**Exercise directions**
The exercise asks you to copy every line below in which "this" appears.

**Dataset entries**
☆ ☆ ☆ ☆ ☆

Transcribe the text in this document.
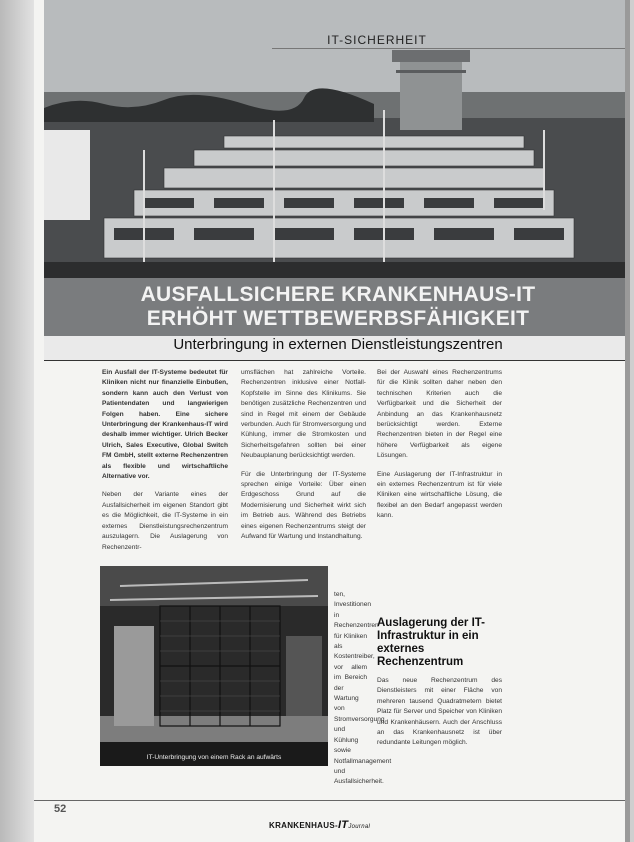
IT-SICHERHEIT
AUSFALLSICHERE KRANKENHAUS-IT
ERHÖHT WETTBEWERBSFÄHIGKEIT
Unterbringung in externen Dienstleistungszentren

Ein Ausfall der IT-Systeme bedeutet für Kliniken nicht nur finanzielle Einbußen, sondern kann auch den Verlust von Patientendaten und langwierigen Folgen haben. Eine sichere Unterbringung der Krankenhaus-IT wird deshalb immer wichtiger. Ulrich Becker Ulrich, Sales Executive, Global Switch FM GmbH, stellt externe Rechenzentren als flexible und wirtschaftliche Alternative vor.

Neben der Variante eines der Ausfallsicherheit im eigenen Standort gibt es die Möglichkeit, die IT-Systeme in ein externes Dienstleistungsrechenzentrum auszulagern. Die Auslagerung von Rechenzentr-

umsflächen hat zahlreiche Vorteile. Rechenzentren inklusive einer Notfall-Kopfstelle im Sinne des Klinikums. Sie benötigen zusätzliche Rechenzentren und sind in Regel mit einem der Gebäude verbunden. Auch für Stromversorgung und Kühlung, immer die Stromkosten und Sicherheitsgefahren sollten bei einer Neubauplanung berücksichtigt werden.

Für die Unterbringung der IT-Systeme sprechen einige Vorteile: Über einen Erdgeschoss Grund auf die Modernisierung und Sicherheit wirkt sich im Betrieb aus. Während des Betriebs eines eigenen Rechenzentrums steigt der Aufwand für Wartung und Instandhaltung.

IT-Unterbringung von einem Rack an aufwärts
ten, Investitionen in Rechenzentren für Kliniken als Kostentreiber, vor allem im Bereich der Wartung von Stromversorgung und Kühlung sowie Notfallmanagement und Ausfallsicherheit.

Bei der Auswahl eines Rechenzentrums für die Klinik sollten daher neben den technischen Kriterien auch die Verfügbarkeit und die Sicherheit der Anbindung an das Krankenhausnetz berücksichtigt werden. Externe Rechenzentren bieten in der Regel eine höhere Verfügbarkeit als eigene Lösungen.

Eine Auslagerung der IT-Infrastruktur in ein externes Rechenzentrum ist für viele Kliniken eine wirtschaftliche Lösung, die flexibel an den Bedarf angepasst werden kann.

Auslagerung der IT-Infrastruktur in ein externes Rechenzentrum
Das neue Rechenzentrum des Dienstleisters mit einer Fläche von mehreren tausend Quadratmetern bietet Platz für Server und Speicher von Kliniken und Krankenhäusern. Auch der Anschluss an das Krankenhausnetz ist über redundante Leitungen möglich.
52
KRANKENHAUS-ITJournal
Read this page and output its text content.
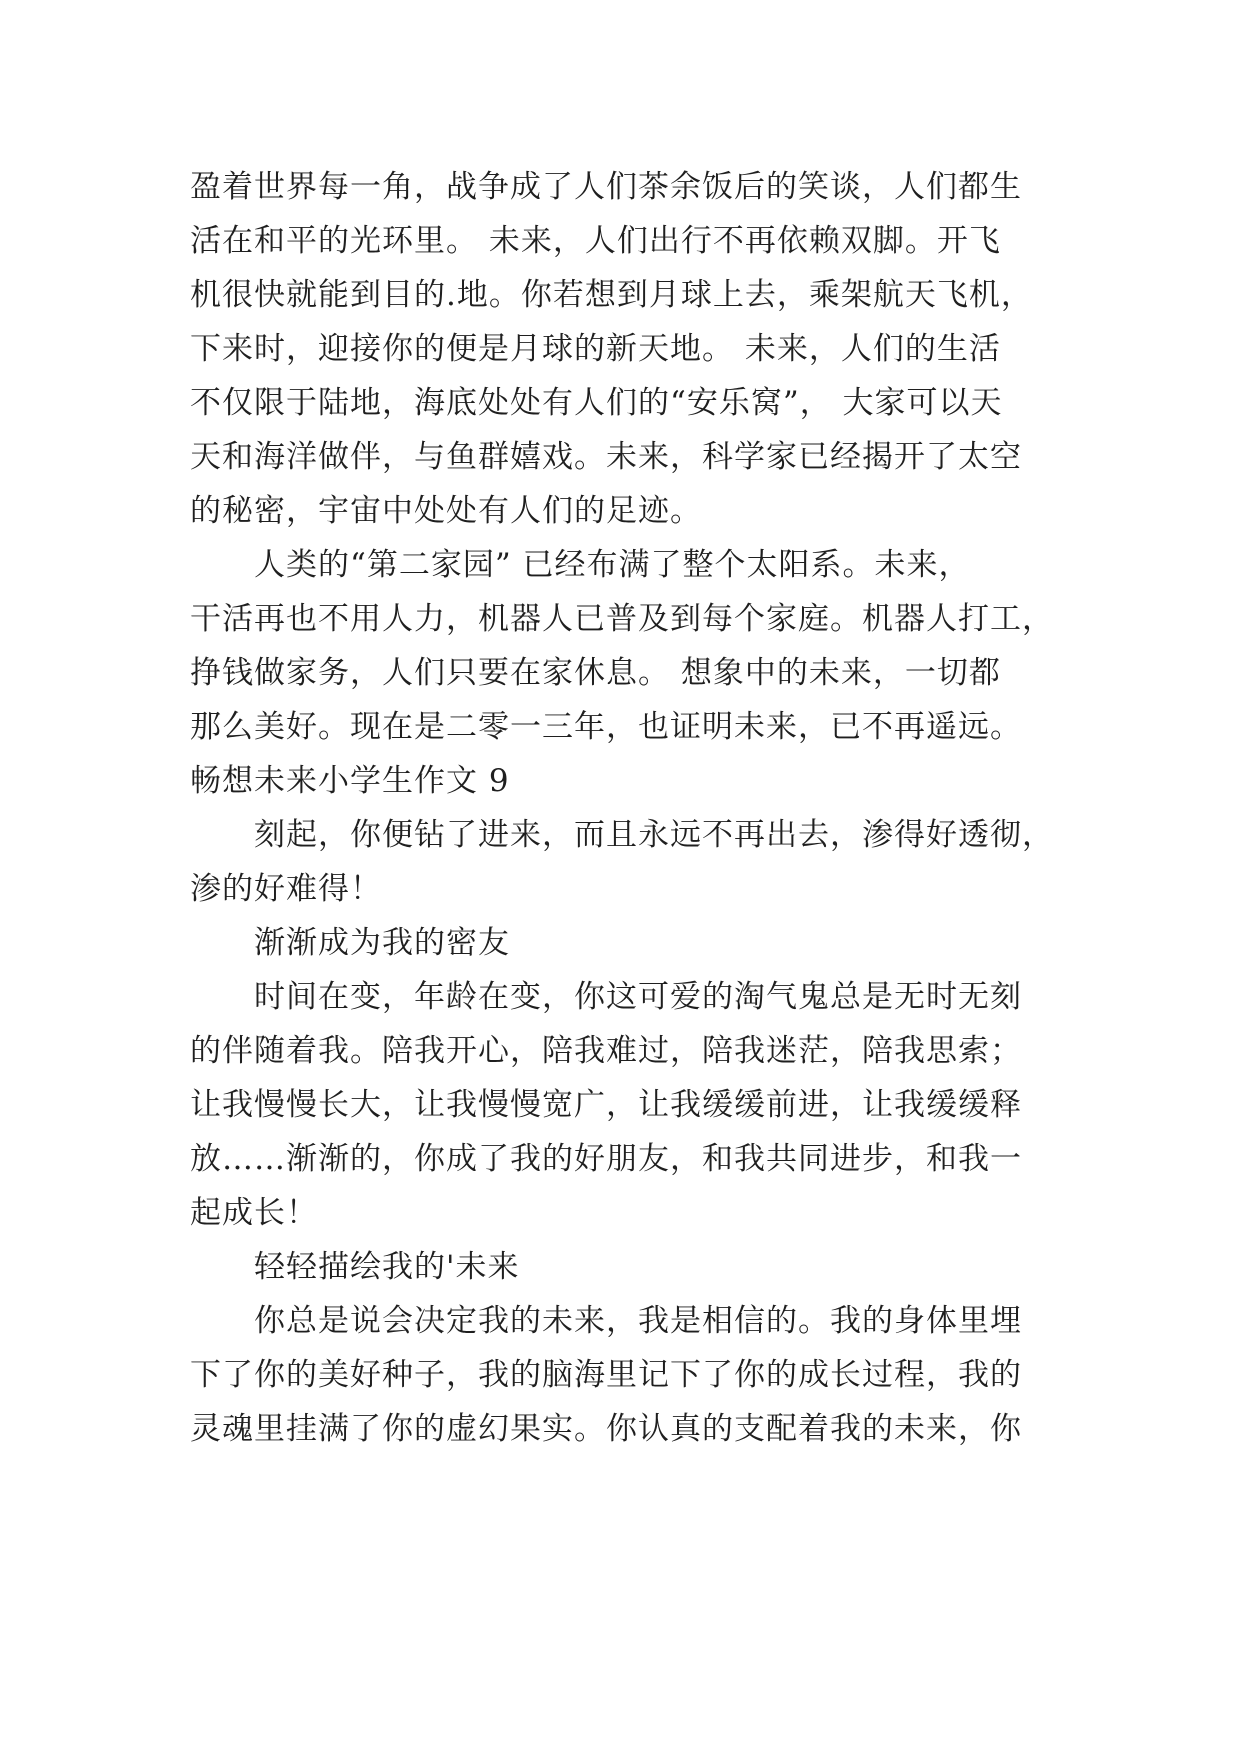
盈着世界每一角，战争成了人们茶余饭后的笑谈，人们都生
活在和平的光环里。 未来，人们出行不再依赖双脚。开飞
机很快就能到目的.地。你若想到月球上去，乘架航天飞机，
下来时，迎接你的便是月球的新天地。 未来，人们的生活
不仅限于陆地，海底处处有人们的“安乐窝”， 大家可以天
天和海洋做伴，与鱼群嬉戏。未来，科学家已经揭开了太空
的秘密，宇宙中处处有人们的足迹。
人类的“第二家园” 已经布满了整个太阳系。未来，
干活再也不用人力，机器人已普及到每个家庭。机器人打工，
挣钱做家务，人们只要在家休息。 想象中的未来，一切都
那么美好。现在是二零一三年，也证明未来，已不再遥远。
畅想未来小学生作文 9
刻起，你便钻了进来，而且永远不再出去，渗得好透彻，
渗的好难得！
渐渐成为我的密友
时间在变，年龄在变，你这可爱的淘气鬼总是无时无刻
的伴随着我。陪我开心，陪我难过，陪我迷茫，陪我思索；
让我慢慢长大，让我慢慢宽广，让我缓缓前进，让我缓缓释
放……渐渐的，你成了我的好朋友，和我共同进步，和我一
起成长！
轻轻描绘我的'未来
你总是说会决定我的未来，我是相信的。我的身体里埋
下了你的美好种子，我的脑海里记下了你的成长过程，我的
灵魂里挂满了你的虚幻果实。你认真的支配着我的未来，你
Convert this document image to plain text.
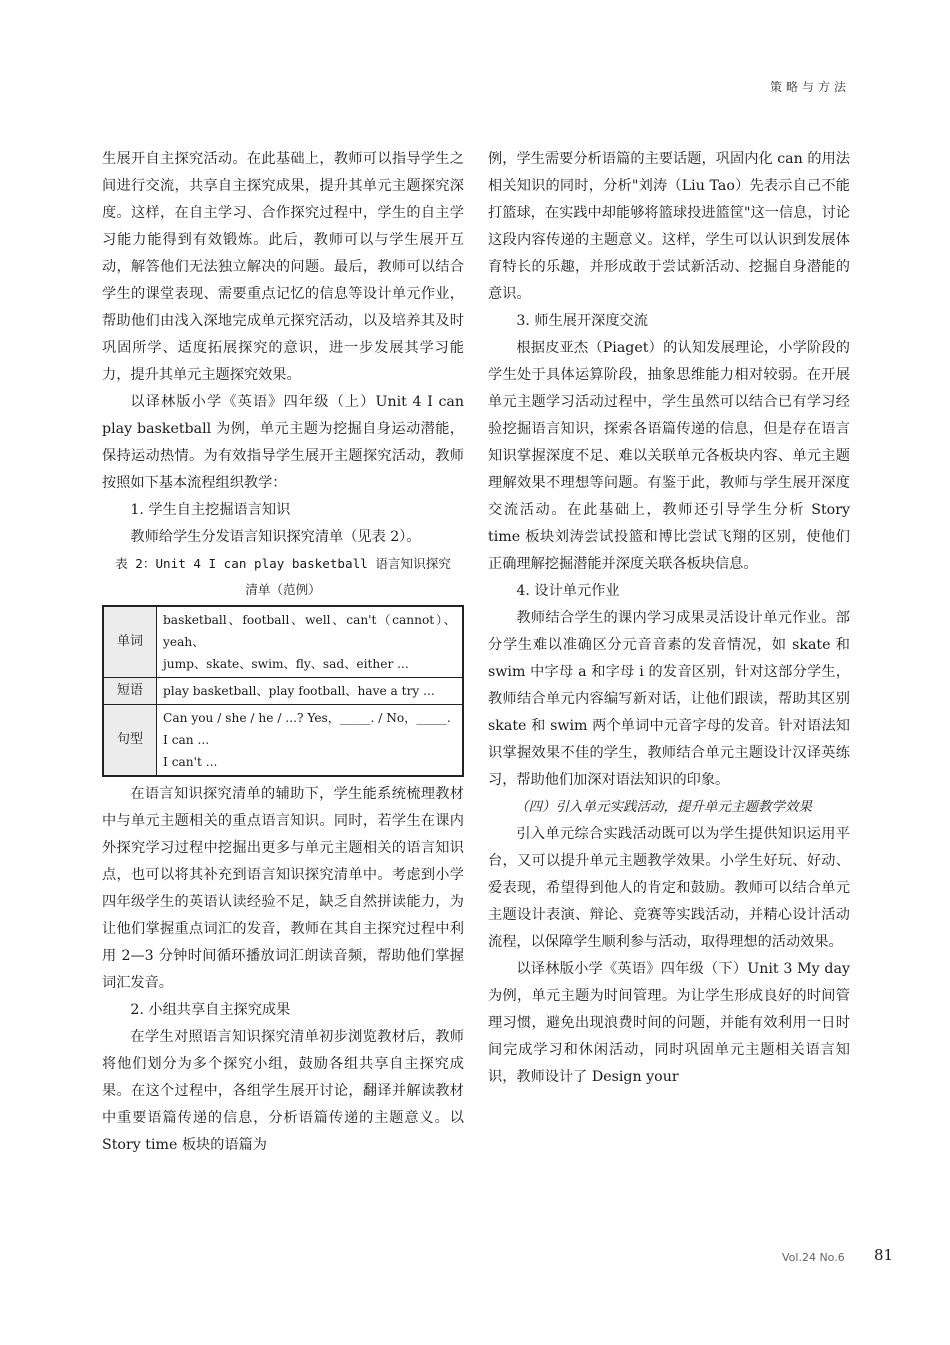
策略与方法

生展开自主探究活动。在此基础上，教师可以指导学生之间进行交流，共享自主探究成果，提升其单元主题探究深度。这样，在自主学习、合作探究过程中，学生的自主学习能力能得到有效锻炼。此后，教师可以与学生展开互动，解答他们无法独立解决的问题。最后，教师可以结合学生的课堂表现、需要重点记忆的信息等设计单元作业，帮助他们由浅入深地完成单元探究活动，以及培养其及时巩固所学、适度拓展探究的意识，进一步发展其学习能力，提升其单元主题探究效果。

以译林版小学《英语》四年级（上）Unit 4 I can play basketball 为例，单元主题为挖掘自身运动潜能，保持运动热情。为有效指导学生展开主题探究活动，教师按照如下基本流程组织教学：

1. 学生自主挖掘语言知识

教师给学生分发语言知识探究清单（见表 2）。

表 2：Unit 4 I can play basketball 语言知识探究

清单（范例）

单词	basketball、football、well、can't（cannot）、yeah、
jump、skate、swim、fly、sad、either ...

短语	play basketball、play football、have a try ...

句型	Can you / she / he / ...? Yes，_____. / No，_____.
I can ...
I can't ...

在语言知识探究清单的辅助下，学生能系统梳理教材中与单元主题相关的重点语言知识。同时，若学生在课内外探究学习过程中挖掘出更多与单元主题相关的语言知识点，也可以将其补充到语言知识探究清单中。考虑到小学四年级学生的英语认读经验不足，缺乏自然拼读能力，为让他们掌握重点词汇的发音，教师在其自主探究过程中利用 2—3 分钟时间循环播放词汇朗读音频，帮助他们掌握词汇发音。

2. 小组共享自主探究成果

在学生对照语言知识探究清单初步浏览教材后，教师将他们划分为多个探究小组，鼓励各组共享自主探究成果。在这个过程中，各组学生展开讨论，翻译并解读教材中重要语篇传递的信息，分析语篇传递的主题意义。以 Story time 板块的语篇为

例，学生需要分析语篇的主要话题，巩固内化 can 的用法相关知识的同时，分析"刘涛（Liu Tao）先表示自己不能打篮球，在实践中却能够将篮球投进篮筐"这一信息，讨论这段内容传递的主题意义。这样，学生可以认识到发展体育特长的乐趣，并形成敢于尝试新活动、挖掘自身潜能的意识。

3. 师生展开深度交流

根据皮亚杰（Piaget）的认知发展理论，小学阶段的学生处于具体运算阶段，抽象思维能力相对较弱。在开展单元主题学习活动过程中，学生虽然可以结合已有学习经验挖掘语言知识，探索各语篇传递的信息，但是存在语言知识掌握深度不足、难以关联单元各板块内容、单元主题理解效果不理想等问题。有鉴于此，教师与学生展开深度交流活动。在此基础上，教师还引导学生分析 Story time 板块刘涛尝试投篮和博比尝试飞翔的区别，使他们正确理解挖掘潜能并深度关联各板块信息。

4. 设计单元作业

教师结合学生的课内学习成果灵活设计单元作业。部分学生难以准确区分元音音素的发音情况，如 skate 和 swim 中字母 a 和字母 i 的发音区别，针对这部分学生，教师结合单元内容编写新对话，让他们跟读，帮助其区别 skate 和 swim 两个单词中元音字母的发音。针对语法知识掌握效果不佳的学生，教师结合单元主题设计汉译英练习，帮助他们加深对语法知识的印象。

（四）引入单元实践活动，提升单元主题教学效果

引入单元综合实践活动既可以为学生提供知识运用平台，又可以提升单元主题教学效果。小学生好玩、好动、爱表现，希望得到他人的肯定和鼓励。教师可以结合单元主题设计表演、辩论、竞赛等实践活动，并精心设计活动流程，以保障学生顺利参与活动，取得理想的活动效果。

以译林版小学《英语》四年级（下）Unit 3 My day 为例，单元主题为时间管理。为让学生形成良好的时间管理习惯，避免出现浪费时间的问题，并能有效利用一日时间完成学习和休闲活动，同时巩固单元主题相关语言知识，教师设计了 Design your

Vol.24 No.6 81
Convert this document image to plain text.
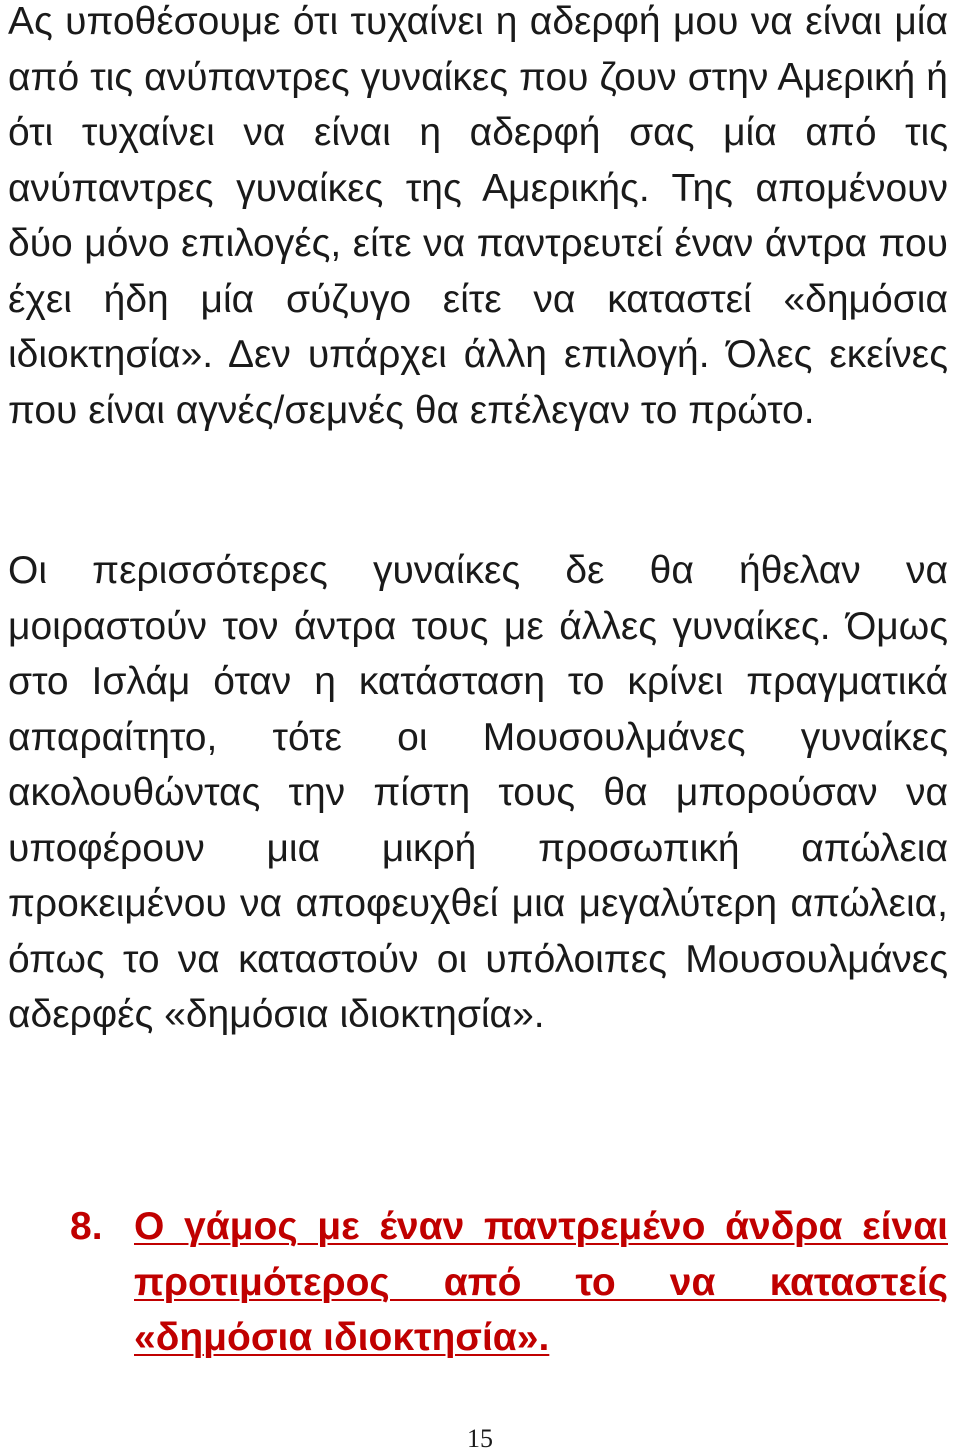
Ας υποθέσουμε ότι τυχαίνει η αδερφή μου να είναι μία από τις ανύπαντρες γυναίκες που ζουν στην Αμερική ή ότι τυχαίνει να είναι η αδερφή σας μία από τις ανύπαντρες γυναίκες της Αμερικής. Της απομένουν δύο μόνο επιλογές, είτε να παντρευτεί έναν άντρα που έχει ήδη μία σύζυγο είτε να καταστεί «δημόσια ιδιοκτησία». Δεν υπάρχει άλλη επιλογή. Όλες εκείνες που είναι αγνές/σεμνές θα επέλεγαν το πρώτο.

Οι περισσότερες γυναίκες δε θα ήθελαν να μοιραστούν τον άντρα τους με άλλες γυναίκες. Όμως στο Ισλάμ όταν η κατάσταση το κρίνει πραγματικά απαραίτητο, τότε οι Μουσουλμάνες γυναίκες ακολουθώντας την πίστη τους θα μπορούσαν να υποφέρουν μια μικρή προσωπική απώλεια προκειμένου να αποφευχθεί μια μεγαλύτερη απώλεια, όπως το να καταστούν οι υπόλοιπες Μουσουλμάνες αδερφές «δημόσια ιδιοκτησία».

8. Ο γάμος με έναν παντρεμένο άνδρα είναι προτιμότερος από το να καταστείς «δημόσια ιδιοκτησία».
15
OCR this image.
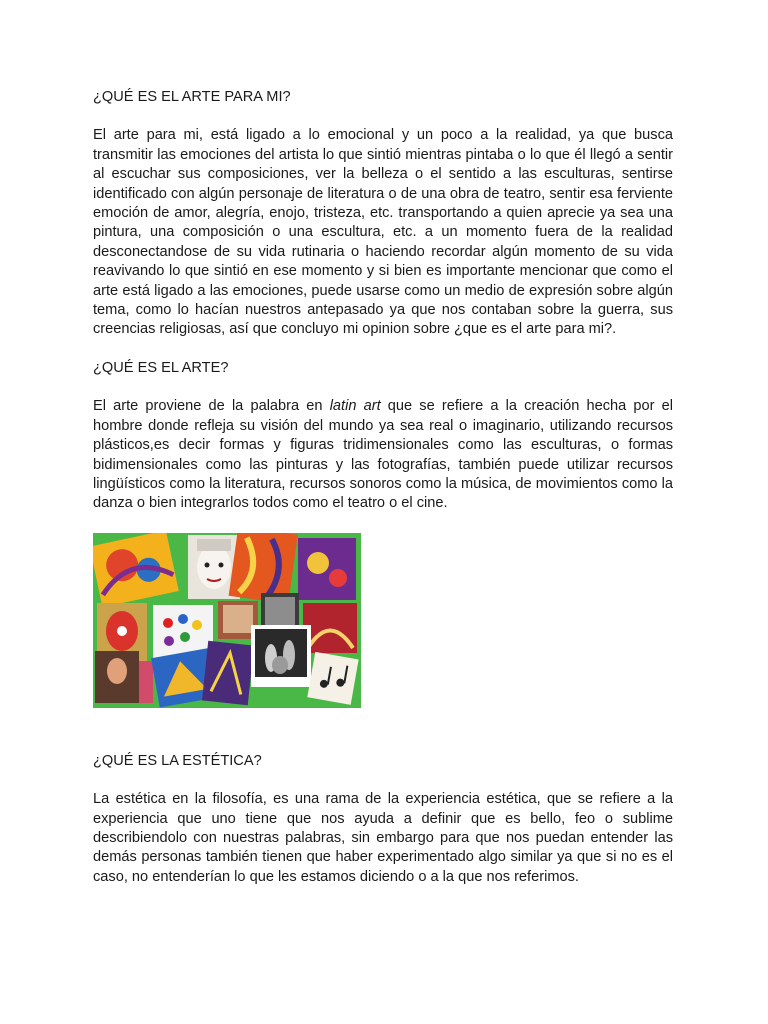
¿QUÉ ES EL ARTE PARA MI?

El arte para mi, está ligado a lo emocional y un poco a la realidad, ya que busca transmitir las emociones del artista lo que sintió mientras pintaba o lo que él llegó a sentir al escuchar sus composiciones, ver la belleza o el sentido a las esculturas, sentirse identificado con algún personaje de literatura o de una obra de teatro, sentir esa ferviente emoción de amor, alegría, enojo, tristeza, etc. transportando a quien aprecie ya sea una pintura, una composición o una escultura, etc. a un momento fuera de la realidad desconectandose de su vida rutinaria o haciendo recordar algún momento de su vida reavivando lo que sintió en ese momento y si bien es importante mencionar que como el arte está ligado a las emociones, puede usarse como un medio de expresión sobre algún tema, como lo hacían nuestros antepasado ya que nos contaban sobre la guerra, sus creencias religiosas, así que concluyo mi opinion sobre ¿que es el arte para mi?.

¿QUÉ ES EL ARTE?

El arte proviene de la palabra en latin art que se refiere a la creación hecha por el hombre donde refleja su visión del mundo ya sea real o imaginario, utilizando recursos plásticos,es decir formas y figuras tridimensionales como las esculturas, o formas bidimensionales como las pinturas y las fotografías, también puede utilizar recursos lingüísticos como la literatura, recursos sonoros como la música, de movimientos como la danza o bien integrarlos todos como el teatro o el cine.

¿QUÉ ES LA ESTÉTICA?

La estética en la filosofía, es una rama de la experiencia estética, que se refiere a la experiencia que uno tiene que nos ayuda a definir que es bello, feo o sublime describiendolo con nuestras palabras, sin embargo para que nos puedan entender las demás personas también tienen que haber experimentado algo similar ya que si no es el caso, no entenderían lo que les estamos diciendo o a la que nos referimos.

☆ ☆ ☆ ☆ ☆

**Final result**
Transcribe the text in this document.
Read this page and output its text content.
Convert this document image to plain text.
Convert this document image to plain text.
OCR this image.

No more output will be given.